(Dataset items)
****************************************

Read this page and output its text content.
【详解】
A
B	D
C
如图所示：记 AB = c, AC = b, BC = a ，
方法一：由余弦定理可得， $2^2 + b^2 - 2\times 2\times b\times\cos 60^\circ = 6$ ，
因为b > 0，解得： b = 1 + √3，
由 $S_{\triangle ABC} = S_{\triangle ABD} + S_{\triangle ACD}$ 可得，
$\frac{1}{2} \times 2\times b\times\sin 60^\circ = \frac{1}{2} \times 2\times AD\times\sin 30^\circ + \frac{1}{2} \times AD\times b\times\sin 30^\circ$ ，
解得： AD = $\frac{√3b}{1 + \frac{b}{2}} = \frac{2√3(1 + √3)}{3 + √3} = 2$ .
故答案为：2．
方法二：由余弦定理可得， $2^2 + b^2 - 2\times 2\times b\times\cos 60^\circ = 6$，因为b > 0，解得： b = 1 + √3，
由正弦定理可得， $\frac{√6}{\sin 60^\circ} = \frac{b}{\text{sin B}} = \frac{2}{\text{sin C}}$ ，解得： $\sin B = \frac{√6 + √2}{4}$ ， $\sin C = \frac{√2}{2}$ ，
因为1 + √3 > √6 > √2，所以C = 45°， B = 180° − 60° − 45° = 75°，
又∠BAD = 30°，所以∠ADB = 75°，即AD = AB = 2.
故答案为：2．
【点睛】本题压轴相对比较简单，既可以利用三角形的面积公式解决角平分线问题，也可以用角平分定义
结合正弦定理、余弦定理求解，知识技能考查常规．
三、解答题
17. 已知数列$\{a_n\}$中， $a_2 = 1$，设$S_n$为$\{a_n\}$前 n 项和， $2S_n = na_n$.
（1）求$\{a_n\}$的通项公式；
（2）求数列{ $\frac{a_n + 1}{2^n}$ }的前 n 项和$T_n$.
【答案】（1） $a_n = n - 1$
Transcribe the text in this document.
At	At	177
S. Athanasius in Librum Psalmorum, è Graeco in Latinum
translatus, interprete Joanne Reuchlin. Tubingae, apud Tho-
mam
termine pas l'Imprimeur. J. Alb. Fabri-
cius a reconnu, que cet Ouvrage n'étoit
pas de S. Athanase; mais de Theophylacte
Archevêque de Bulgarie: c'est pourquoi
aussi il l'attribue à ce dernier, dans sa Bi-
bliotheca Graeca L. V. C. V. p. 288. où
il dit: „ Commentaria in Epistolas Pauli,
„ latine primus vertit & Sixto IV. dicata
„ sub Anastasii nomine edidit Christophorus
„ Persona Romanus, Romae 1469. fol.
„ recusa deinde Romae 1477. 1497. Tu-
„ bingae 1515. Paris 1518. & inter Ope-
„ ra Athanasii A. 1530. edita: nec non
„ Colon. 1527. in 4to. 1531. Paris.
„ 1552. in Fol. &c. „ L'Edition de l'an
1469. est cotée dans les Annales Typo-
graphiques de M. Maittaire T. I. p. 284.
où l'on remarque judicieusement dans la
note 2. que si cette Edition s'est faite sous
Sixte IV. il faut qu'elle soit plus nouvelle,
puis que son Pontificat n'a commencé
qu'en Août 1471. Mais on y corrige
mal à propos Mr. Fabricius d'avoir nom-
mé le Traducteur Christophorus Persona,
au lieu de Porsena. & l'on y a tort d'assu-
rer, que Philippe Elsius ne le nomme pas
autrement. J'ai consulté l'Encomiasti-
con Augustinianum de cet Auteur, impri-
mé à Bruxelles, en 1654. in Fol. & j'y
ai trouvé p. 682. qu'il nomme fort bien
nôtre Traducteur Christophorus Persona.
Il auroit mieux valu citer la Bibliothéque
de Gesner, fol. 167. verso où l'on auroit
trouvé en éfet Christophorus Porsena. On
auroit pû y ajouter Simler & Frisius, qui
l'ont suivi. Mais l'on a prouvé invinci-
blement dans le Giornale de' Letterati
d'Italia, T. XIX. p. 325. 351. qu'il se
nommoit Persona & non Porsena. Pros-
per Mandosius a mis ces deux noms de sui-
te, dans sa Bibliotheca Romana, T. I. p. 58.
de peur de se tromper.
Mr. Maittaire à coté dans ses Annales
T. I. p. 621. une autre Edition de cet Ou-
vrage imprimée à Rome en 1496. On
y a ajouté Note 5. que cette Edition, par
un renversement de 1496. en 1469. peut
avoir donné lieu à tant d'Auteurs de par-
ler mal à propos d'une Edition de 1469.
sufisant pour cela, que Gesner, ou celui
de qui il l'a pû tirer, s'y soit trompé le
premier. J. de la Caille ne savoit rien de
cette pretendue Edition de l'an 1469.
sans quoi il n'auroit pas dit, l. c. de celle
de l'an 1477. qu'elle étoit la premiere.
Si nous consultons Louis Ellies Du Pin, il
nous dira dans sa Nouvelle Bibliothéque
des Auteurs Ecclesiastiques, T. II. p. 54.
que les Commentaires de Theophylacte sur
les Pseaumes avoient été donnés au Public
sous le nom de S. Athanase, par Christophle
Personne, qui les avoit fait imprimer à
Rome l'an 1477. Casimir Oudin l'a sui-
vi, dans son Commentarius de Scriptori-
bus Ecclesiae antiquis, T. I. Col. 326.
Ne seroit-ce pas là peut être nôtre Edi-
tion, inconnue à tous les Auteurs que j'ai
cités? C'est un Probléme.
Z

****************************************

__Exercise goal__.
Return every entry exactly as given.

__The response__.
Read this page and output its text content.
【详解】
A
B	D
C
如图所示：记 AB = c, AC = b, BC = a ，
方法一：由余弦定理可得， $2^2 + b^2 - 2\times 2\times b\times\cos 60^\circ = 6$ ，
因为b > 0，解得： b = 1 + √3，
由 $S_{\triangle ABC} = S_{\triangle ABD} + S_{\triangle ACD}$ 可得，
$\frac{1}{2} \times 2\times b\times\sin 60^\circ = \frac{1}{2} \times 2\times AD\times\sin 30^\circ + \frac{1}{2} \times AD\times b\times\sin 30^\circ$ ，
解得： AD = $\frac{√3b}{1 + \frac{b}{2}} = \frac{2√3(1 + √3)}{3 + √3} = 2$ .
故答案为：2．
方法二：由余弦定理可得， $2^2 + b^2 - 2\times 2\times b\times\cos 60^\circ = 6$，因为b > 0，解得： b = 1 + √3，
由正弦定理可得， $\frac{√6}{\sin 60^\circ} = \frac{b}{\text{sin B}} = \frac{2}{\text{sin C}}$ ，解得： $\sin B = \frac{√6 + √2}{4}$ ， $\sin C = \frac{√2}{2}$ ，
因为1 + √3 > √6 > √2，所以C = 45°， B = 180° − 60° − 45° = 75°，
又∠BAD = 30°，所以∠ADB = 75°，即AD = AB = 2.
故答案为：2．
【点睛】本题压轴相对比较简单，既可以利用三角形的面积公式解决角平分线问题，也可以用角平分定义
结合正弦定理、余弦定理求解，知识技能考查常规．
三、解答题
17. 已知数列$\{a_n\}$中， $a_2 = 1$，设$S_n$为$\{a_n\}$前 n 项和， $2S_n = na_n$.
（1）求$\{a_n\}$的通项公式；
（2）求数列{ $\frac{a_n + 1}{2^n}$ }的前 n 项和$T_n$.
【答案】（1） $a_n = n - 1$
Transcribe the text in this document.
At	At	177
S. Athanasius in Librum Psalmorum, è Graeco in Latinum
translatus, interprete Joanne Reuchlin. Tubingae, apud Tho-
mam
termine pas l'Imprimeur. J. Alb. Fabri-
cius a reconnu, que cet Ouvrage n'étoit
pas de S. Athanase; mais de Theophylacte
Archevêque de Bulgarie: c'est pourquoi
aussi il l'attribue à ce dernier, dans sa Bi-
bliotheca Graeca L. V. C. V. p. 288. où
il dit: „ Commentaria in Epistolas Pauli,
„ latine primus vertit & Sixto IV. dicata
„ sub Anastasii nomine edidit Christophorus
„ Persona Romanus, Romae 1469. fol.
„ recusa deinde Romae 1477. 1497. Tu-
„ bingae 1515. Paris 1518. & inter Ope-
„ ra Athanasii A. 1530. edita: nec non
„ Colon. 1527. in 4to. 1531. Paris.
„ 1552. in Fol. &c. „ L'Edition de l'an
1469. est cotée dans les Annales Typo-
graphiques de M. Maittaire T. I. p. 284.
où l'on remarque judicieusement dans la
note 2. que si cette Edition s'est faite sous
Sixte IV. il faut qu'elle soit plus nouvelle,
puis que son Pontificat n'a commencé
qu'en Août 1471. Mais on y corrige
mal à propos Mr. Fabricius d'avoir nom-
mé le Traducteur Christophorus Persona,
au lieu de Porsena. & l'on y a tort d'assu-
rer, que Philippe Elsius ne le nomme pas
autrement. J'ai consulté l'Encomiasti-
con Augustinianum de cet Auteur, impri-
mé à Bruxelles, en 1654. in Fol. & j'y
ai trouvé p. 682. qu'il nomme fort bien
nôtre Traducteur Christophorus Persona.
Il auroit mieux valu citer la Bibliothéque
de Gesner, fol. 167. verso où l'on auroit
trouvé en éfet Christophorus Porsena. On
auroit pû y ajouter Simler & Frisius, qui
l'ont suivi. Mais l'on a prouvé invinci-
blement dans le Giornale de' Letterati
d'Italia, T. XIX. p. 325. 351. qu'il se
nommoit Persona & non Porsena. Pros-
per Mandosius a mis ces deux noms de sui-
te, dans sa Bibliotheca Romana, T. I. p. 58.
de peur de se tromper.
Mr. Maittaire à coté dans ses Annales
T. I. p. 621. une autre Edition de cet Ou-
vrage imprimée à Rome en 1496. On
y a ajouté Note 5. que cette Edition, par
un renversement de 1496. en 1469. peut
avoir donné lieu à tant d'Auteurs de par-
ler mal à propos d'une Edition de 1469.
sufisant pour cela, que Gesner, ou celui
de qui il l'a pû tirer, s'y soit trompé le
premier. J. de la Caille ne savoit rien de
cette pretendue Edition de l'an 1469.
sans quoi il n'auroit pas dit, l. c. de celle
de l'an 1477. qu'elle étoit la premiere.
Si nous consultons Louis Ellies Du Pin, il
nous dira dans sa Nouvelle Bibliothéque
des Auteurs Ecclesiastiques, T. II. p. 54.
que les Commentaires de Theophylacte sur
les Pseaumes avoient été donnés au Public
sous le nom de S. Athanase, par Christophle
Personne, qui les avoit fait imprimer à
Rome l'an 1477. Casimir Oudin l'a sui-
vi, dans son Commentarius de Scriptori-
bus Ecclesiae antiquis, T. I. Col. 326.
Ne seroit-ce pas là peut être nôtre Edi-
tion, inconnue à tous les Auteurs que j'ai
cités? C'est un Probléme.
Z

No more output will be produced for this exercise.